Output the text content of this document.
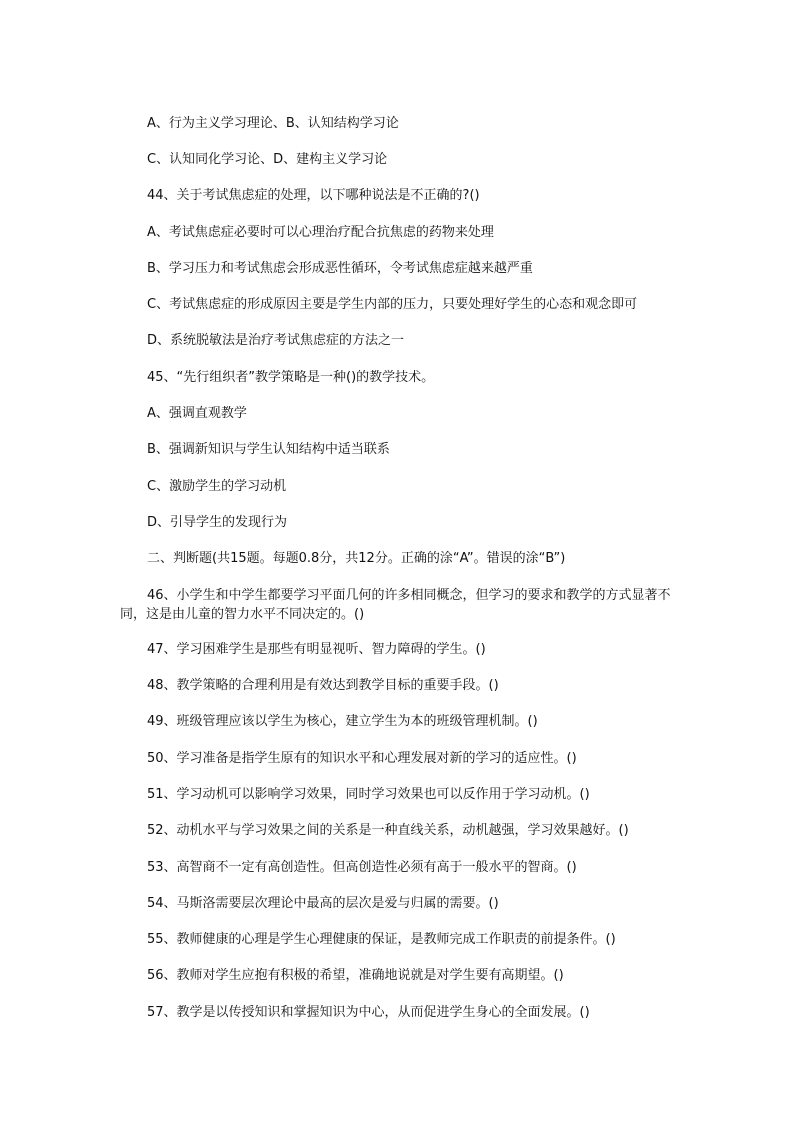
A、行为主义学习理论、B、认知结构学习论
C、认知同化学习论、D、建构主义学习论
44、关于考试焦虑症的处理，以下哪种说法是不正确的?()
A、考试焦虑症必要时可以心理治疗配合抗焦虑的药物来处理
B、学习压力和考试焦虑会形成恶性循环，令考试焦虑症越来越严重
C、考试焦虑症的形成原因主要是学生内部的压力，只要处理好学生的心态和观念即可
D、系统脱敏法是治疗考试焦虑症的方法之一
45、“先行组织者”教学策略是一种()的教学技术。
A、强调直观教学
B、强调新知识与学生认知结构中适当联系
C、激励学生的学习动机
D、引导学生的发现行为
二、判断题(共15题。每题0.8分，共12分。正确的涂“A”。错误的涂“B”)
46、小学生和中学生都要学习平面几何的许多相同概念，但学习的要求和教学的方式显著不同，这是由儿童的智力水平不同决定的。()
47、学习困难学生是那些有明显视听、智力障碍的学生。()
48、教学策略的合理利用是有效达到教学目标的重要手段。()
49、班级管理应该以学生为核心，建立学生为本的班级管理机制。()
50、学习准备是指学生原有的知识水平和心理发展对新的学习的适应性。()
51、学习动机可以影响学习效果，同时学习效果也可以反作用于学习动机。()
52、动机水平与学习效果之间的关系是一种直线关系，动机越强，学习效果越好。()
53、高智商不一定有高创造性。但高创造性必须有高于一般水平的智商。()
54、马斯洛需要层次理论中最高的层次是爱与归属的需要。()
55、教师健康的心理是学生心理健康的保证，是教师完成工作职责的前提条件。()
56、教师对学生应抱有积极的希望，准确地说就是对学生要有高期望。()
57、教学是以传授知识和掌握知识为中心，从而促进学生身心的全面发展。()
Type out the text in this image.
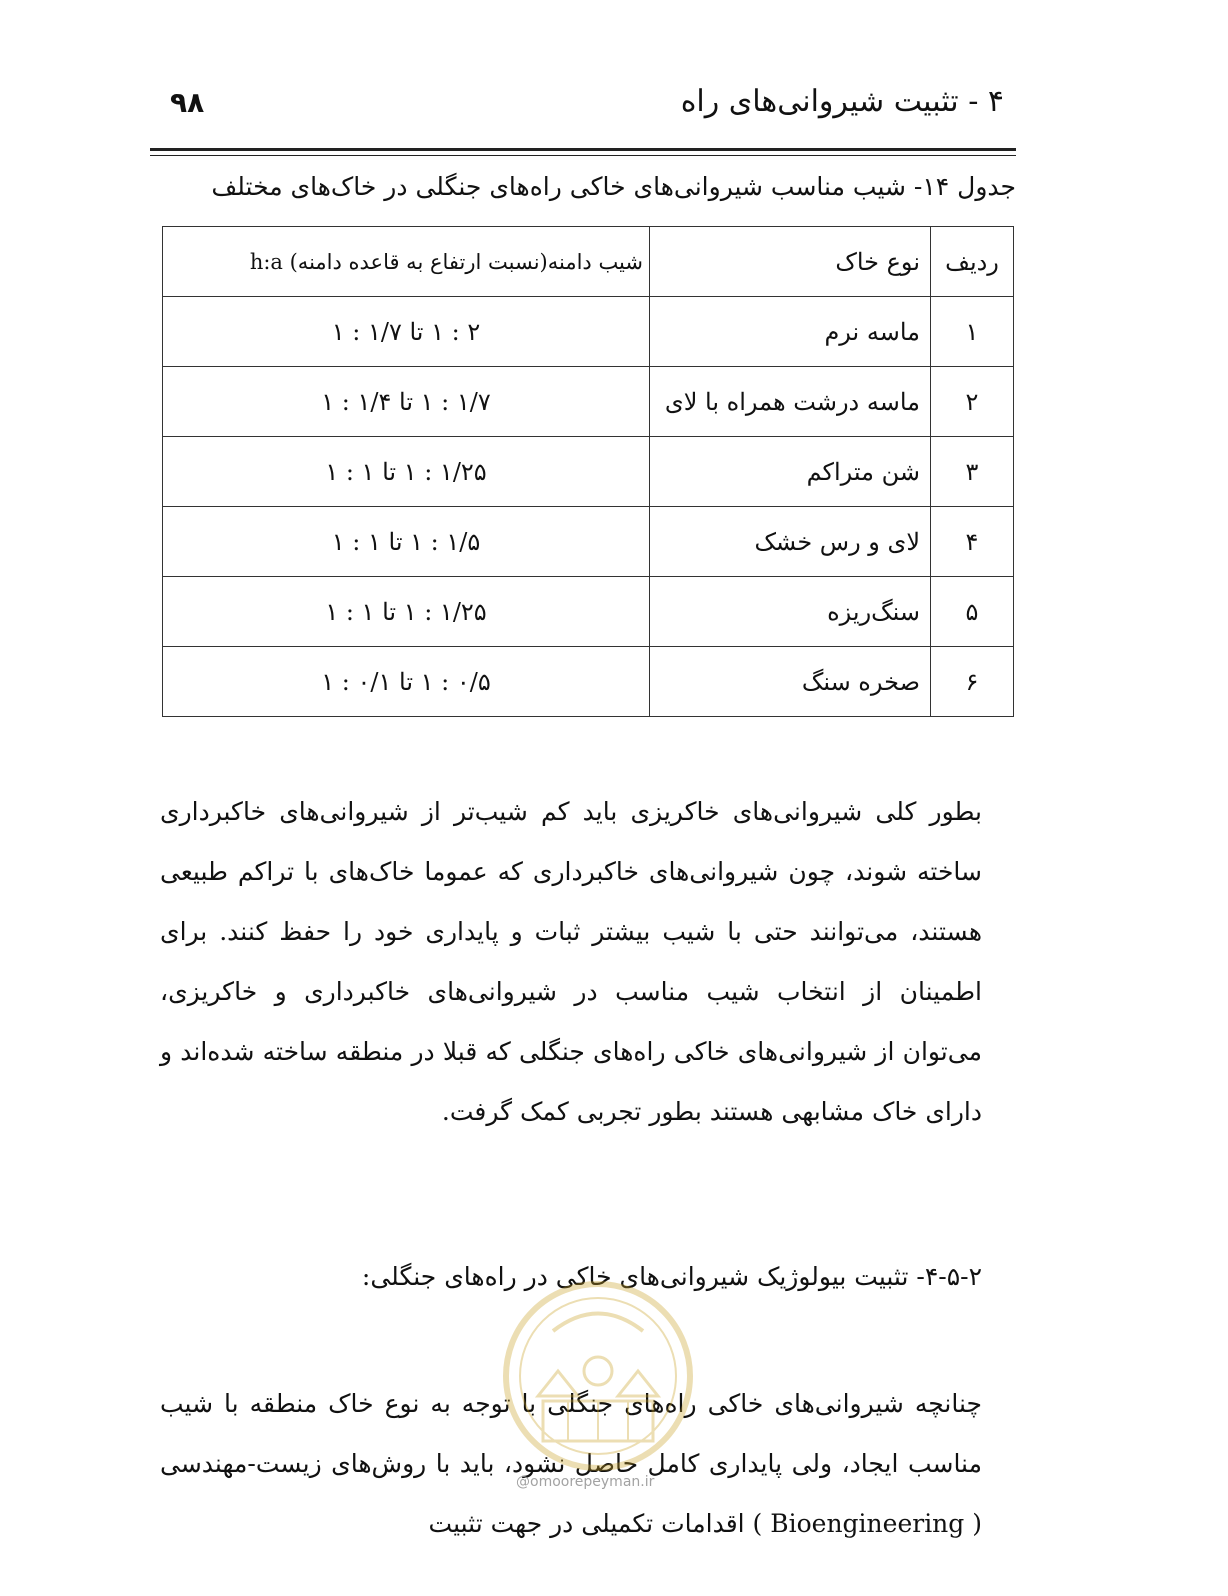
۴ - تثبیت شیروانی‌های راه
۹۸
جدول ۱۴- شیب مناسب شیروانی‌های خاکی راه‌های جنگلی در خاک‌های مختلف
ردیف	نوع خاک	شیب دامنه(نسبت ارتفاع به قاعده دامنه) h:a
۱	ماسه نرم	۲ : ۱ تا ۱/۷ : ۱
۲	ماسه درشت همراه با لای	۱/۷ : ۱ تا ۱/۴ : ۱
۳	شن متراکم	۱/۲۵ : ۱ تا ۱ : ۱
۴	لای و رس خشک	۱/۵ : ۱ تا ۱ : ۱
۵	سنگ‌ریزه	۱/۲۵ : ۱ تا ۱ : ۱
۶	صخره سنگ	۰/۵ : ۱ تا ۰/۱ : ۱

بطور کلی شیروانی‌های خاکریزی باید کم شیب‌تر از شیروانی‌های خاکبرداری ساخته شوند، چون شیروانی‌های خاکبرداری که عموما خاک‌های با تراکم طبیعی هستند، می‌توانند حتی با شیب بیشتر ثبات و پایداری خود را حفظ کنند. برای اطمینان از انتخاب شیب مناسب در شیروانی‌های خاکبرداری و خاکریزی، می‌توان از شیروانی‌های خاکی راه‌های جنگلی که قبلا در منطقه ساخته شده‌اند و دارای خاک مشابهی هستند بطور تجربی کمک گرفت.

۴-۵-۲- تثبیت بیولوژیک شیروانی‌های خاکی در راه‌های جنگلی:

چنانچه شیروانی‌های خاکی راه‌های جنگلی با توجه به نوع خاک منطقه با شیب مناسب ایجاد، ولی پایداری کامل حاصل نشود، باید با روش‌های زیست-مهندسی ( Bioengineering ) اقدامات تکمیلی در جهت تثبیت

@omoorepeyman.ir
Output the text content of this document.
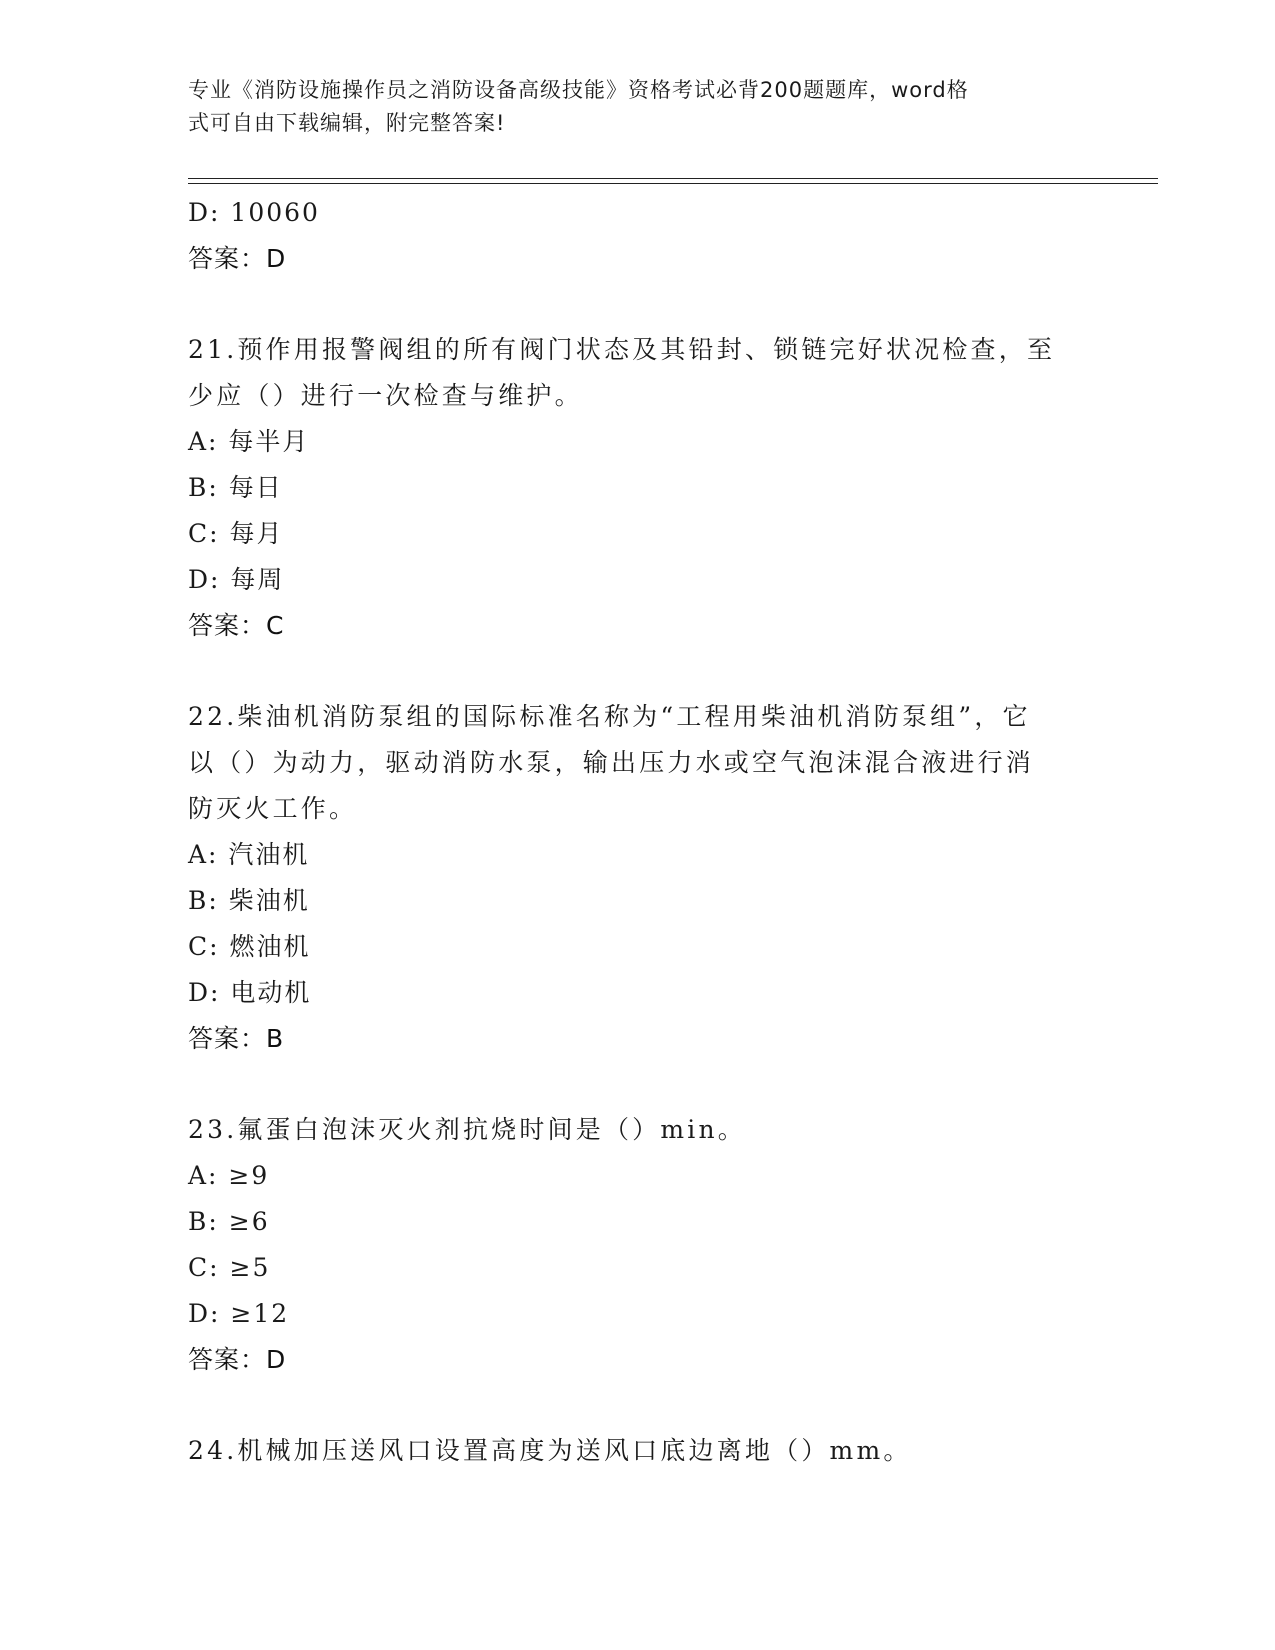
专业《消防设施操作员之消防设备高级技能》资格考试必背200题题库，word格
式可自由下载编辑，附完整答案!
D: 10060
答案：D
21.预作用报警阀组的所有阀门状态及其铅封、锁链完好状况检查，至
少应（）进行一次检查与维护。
A: 每半月
B: 每日
C: 每月
D: 每周
答案：C
22.柴油机消防泵组的国际标准名称为“工程用柴油机消防泵组”，它
以（）为动力，驱动消防水泵，输出压力水或空气泡沫混合液进行消
防灭火工作。
A: 汽油机
B: 柴油机
C: 燃油机
D: 电动机
答案：B
23.氟蛋白泡沫灭火剂抗烧时间是（）min。
A: ≥9
B: ≥6
C: ≥5
D: ≥12
答案：D
24.机械加压送风口设置高度为送风口底边离地（）mm。
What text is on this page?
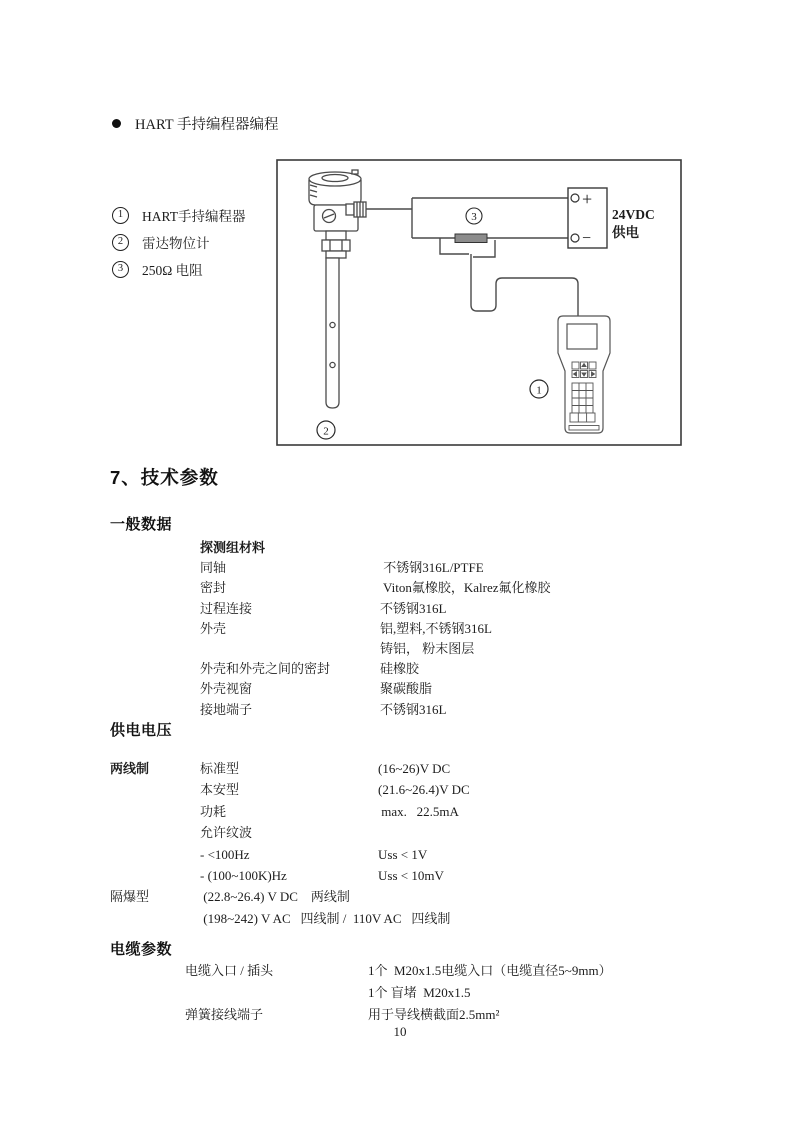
HART 手持编程器编程
1	HART手持编程器
2	雷达物位计
3	250Ω 电阻
3
+
−
24VDC
供电
1
2
7、技术参数
一般数据
探测组材料
同轴	不锈钢316L/PTFE
密封	Viton氟橡胶，Kalrez氟化橡胶
过程连接	不锈钢316L
外壳	铝,塑料,不锈钢316L
铸铝， 粉末图层
外壳和外壳之间的密封	硅橡胶
外壳视窗	聚碳酸脂
接地端子	不锈钢316L
供电电压
两线制	标准型	(16~26)V DC
本安型	(21.6~26.4)V DC
功耗	max.   22.5mA
允许纹波
- <100Hz	Uss < 1V
- (100~100K)Hz	Uss < 10mV
隔爆型	(22.8~26.4) V DC    两线制
(198~242) V AC   四线制 /  110V AC   四线制
电缆参数
电缆入口 / 插头	1个  M20x1.5电缆入口（电缆直径5~9mm）
1个 盲堵  M20x1.5
弹簧接线端子	用于导线横截面2.5mm²
10
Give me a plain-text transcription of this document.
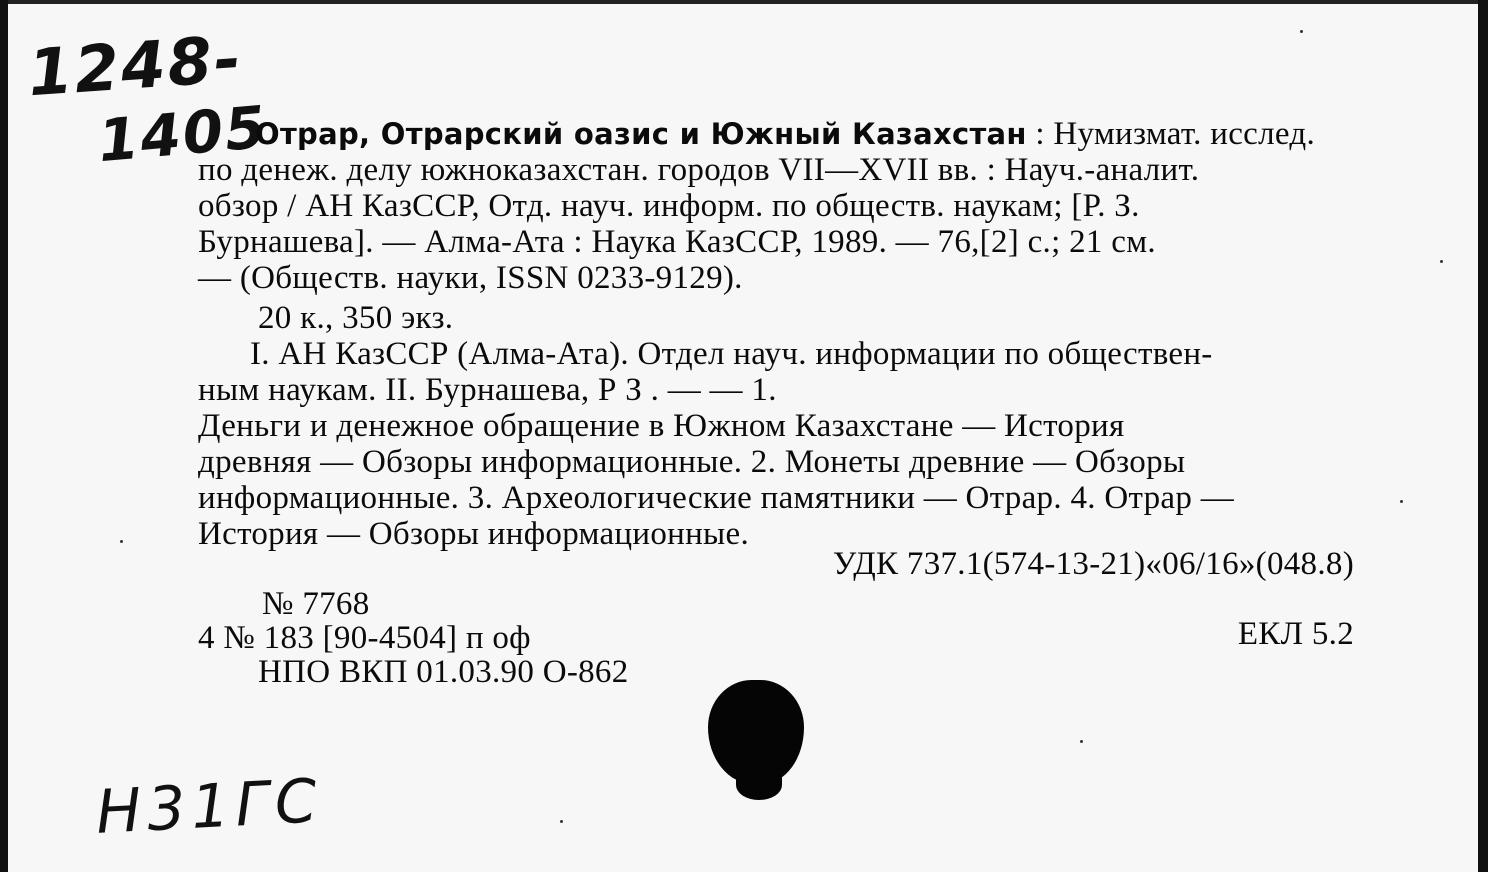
1248-
1405
Отрар, Отрарский оазис и Южный Казахстан : Нумизмат. исслед.
по денеж. делу южноказахстан. городов VII—XVII вв. : Науч.-аналит.
обзор / АН КазССР, Отд. науч. информ. по обществ. наукам; [Р. З.
Бурнашева]. — Алма-Ата : Наука КазССР, 1989. — 76,[2] с.; 21 см.
— (Обществ. науки, ISSN 0233-9129).
20 к., 350 экз.
I. АН КазССР (Алма-Ата). Отдел науч. информации по обществен-
ным наукам. II. Бурнашева, Р З . — — 1.
Деньги и денежное обращение в Южном Казахстане — История
древняя — Обзоры информационные. 2. Монеты древние — Обзоры
информационные. 3. Археологические памятники — Отрар. 4. Отрар —
История — Обзоры информационные.
УДК 737.1(574-13-21)«06/16»(048.8)
№ 7768
4 № 183 [90-4504] п оф	ЕКЛ 5.2
НПО ВКП 01.03.90 О-862
Н31ГС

----

* [Written instruction] Starting at the line containing "Give me a plain-text", write out each line through the last one in the listing above, inclusive, and nothing else. Pictures are excluded from the copy.

* [Full response]
Give me a plain-text transcription of this document.
1248-
1405
Отрар, Отрарский оазис и Южный Казахстан : Нумизмат. исслед.
по денеж. делу южноказахстан. городов VII—XVII вв. : Науч.-аналит.
обзор / АН КазССР, Отд. науч. информ. по обществ. наукам; [Р. З.
Бурнашева]. — Алма-Ата : Наука КазССР, 1989. — 76,[2] с.; 21 см.
— (Обществ. науки, ISSN 0233-9129).
20 к., 350 экз.
I. АН КазССР (Алма-Ата). Отдел науч. информации по обществен-
ным наукам. II. Бурнашева, Р З . — — 1.
Деньги и денежное обращение в Южном Казахстане — История
древняя — Обзоры информационные. 2. Монеты древние — Обзоры
информационные. 3. Археологические памятники — Отрар. 4. Отрар —
История — Обзоры информационные.
УДК 737.1(574-13-21)«06/16»(048.8)
№ 7768
4 № 183 [90-4504] п оф	ЕКЛ 5.2
НПО ВКП 01.03.90 О-862
Н31ГС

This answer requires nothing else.